Why does it matter to the ioctl() code itself? The ioctl() code never
calls fdget_pos().

> 
> It really seems like there are two different things going on here. When
> it comes to fdget, we only really care about operations that could
> remove it from the local file descriptor table, since fdget relies on
> the refcount in that table remaining valid until fdput.

Yes.

> 
> On the other hand, for fdget_pos it also matters whether it gets
> installed in other file descriptor tables. Threads that reference it
> through a different fd table will still access the same position.

Yes, they operate on the same f_pos.

> 
> And so this means that between fdget/fdput, there's never any problem
> with installing the `struct file` into another file descriptor table.
> Nothing you can do from that other fd table could cause the local fd
> table to drop its refcount on the file. Whereas such an install can be
> a problem between fdget_pos/fdput_pos, since that could introduce a race
> on the position.
> 
> Is this correct?

Yes, but that would imply you're sharing and installing a file into a
file descriptor table from a read/write/seek codepath. I don't see how
this can happen without something like e.g., pidfd_getfd(). And the
fd_install()ing task would then have to go back to userspace and issue a
concurrent read/write/seek system call while the other thread is still
reading/writing.

Overall, we really only care about f_pos consistency because posix
requires atomicity between reads/writes/seeks. For pidfd_getfd() where
such sharing can happen non-cooperatively we just don't care as we've
just declared this to be an instance where we're outside of posix
guarantees. And for readdir() we unconditionally acquire the mutex.

I think io_uring is racing on f_pos as well under certain circumstances
(REQ_F_CUR_POS?) as they don't use fdget_pos() at all. But iirc Jens
dislikes that they ever allowed that.

> 
> I was thinking that if we have some sort of File/LocalFile distinction
> (or File/Fd), then we may be able to get it to work by limiting what a
> File can do. For example, let's say that the only thing you can do with
> a File is install it into fd tables, then by the previous logic, there's
> no problem with it being safe to move across threads even if there's an
> active fdget.

• Short problem A: According to the file-descriptor discussion, why do we care about f_pos consistency at all?
• Short problem B: Reproduce the file-descriptor discussion word for word from "Yes, but that" to "acquire the mutex.".

• Rows:
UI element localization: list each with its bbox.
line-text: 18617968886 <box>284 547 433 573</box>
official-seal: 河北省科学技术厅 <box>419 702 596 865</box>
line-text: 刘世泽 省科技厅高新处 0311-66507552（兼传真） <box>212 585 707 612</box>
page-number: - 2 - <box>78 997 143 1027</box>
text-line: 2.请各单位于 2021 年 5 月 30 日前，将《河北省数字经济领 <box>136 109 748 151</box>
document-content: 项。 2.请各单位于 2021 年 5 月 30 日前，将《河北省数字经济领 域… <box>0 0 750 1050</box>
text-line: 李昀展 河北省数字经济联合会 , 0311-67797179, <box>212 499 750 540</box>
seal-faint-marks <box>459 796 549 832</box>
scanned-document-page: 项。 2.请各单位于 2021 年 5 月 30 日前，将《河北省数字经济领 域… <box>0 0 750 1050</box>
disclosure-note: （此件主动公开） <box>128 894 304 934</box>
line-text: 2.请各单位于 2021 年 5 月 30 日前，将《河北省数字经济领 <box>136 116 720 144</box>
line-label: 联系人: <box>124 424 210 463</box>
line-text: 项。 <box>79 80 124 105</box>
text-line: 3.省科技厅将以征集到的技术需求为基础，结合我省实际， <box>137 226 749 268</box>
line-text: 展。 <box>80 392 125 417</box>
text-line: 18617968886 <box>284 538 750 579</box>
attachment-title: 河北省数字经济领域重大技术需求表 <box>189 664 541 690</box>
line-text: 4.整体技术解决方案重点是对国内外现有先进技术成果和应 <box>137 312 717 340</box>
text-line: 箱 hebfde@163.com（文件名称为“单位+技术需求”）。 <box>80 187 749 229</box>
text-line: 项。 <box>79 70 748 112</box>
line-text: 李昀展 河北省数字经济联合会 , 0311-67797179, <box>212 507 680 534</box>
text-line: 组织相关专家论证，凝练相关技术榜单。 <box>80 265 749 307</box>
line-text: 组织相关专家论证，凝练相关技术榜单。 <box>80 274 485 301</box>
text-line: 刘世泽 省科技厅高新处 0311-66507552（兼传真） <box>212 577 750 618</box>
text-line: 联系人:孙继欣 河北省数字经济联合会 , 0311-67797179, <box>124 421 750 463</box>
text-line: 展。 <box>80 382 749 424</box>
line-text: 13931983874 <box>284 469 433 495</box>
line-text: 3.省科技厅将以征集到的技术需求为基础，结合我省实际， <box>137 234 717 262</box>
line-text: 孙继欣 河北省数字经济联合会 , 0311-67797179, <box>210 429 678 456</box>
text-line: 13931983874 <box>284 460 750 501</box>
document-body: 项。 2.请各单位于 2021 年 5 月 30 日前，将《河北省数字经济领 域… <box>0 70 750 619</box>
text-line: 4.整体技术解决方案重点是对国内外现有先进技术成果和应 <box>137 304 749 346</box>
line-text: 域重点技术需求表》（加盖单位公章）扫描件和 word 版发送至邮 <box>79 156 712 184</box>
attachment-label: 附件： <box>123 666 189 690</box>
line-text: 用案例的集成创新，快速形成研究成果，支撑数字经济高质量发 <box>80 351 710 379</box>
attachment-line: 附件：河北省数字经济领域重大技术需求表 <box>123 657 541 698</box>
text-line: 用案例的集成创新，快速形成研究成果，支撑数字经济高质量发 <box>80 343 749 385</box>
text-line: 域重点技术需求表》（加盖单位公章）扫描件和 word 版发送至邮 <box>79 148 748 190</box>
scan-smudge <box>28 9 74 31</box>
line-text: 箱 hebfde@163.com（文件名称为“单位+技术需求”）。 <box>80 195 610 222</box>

• Task result A: Because POSIX requires atomicity between reads, writes, and seeks.

• Task result B:
Yes, but that would imply you're sharing and installing a file into a
file descriptor table from a read/write/seek codepath. I don't see how
this can happen without something like e.g., pidfd_getfd(). And the
fd_install()ing task would then have to go back to userspace and issue a
concurrent read/write/seek system call while the other thread is still
reading/writing.

Overall, we really only care about f_pos consistency because posix
requires atomicity between reads/writes/seeks. For pidfd_getfd() where
such sharing can happen non-cooperatively we just don't care as we've
just declared this to be an instance where we're outside of posix
guarantees. And for readdir() we unconditionally acquire the mutex.